● Problem to solve
Work out the number of lines with "this" in them. Reply with that number and no other words.

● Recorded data
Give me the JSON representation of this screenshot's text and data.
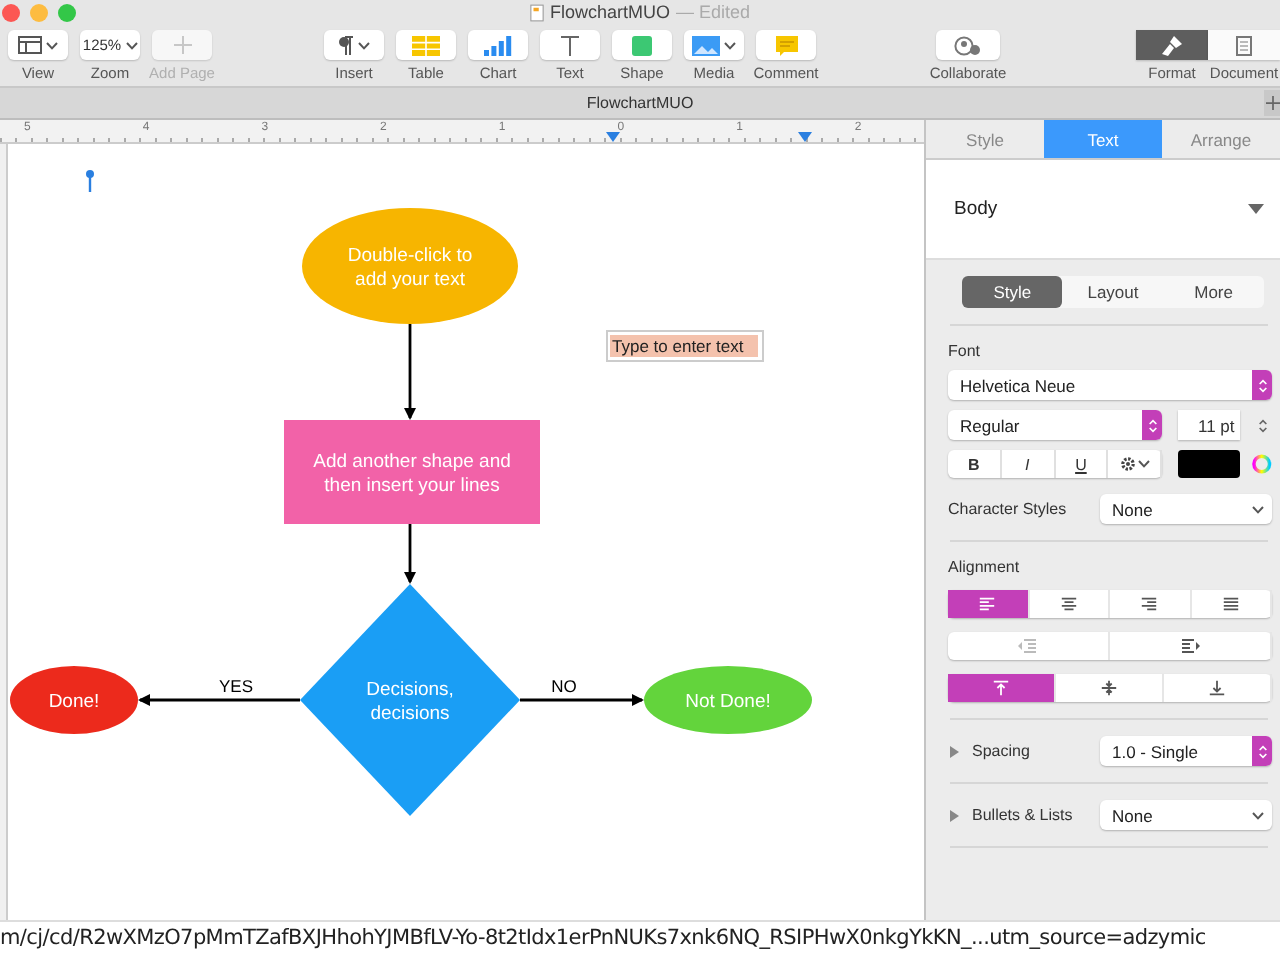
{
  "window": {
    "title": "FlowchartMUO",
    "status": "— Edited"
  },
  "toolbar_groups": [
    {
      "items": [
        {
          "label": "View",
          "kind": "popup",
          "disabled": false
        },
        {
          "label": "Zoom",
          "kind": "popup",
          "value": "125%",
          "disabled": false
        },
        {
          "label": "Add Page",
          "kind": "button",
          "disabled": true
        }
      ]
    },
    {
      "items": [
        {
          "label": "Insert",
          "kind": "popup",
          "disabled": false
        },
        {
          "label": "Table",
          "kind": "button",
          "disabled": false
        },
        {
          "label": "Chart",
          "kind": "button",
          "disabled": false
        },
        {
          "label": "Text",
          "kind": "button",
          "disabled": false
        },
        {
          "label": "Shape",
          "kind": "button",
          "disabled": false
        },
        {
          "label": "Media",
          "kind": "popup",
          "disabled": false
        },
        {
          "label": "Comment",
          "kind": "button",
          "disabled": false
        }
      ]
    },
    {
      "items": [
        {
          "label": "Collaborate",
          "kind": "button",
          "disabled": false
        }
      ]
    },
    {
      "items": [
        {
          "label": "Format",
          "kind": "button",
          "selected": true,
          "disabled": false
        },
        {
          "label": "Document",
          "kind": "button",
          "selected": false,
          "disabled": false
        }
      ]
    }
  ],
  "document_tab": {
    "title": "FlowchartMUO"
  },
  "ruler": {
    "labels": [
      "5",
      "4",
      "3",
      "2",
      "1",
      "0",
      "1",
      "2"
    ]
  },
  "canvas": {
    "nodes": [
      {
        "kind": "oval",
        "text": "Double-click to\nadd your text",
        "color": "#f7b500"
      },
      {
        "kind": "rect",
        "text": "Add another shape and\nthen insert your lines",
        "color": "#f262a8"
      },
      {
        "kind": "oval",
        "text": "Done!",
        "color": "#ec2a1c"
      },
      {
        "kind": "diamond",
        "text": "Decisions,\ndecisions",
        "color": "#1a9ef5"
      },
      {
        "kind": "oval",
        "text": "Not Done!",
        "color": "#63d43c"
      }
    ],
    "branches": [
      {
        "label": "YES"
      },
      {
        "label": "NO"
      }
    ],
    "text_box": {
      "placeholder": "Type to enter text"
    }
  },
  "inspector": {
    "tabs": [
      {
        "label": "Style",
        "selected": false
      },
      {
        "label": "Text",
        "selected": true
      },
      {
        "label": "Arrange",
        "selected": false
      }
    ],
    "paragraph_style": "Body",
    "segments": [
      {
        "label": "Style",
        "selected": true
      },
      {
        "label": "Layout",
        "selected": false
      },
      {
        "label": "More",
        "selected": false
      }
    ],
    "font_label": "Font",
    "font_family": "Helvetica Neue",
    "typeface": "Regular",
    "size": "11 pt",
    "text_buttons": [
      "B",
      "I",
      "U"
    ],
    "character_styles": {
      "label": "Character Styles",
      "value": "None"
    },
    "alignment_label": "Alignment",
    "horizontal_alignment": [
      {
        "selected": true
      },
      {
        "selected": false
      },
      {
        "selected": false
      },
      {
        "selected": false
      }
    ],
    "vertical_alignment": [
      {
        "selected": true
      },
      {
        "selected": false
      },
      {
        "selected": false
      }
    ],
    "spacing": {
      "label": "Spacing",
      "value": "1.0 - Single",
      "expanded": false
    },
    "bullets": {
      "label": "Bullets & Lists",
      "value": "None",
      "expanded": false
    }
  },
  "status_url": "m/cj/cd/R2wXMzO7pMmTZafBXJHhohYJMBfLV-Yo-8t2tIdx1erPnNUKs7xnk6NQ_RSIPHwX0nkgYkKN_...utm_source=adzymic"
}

---

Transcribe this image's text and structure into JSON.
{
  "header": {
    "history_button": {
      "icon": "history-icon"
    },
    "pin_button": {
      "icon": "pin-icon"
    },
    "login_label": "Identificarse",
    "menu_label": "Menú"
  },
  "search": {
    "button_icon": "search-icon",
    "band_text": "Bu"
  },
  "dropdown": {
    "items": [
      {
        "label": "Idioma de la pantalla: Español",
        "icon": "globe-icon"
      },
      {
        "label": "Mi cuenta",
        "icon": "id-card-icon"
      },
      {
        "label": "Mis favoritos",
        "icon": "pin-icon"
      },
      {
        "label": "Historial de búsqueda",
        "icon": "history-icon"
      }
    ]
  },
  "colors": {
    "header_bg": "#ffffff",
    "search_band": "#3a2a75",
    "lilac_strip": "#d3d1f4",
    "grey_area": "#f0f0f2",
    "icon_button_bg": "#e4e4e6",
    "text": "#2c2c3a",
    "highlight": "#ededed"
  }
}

● Task output
2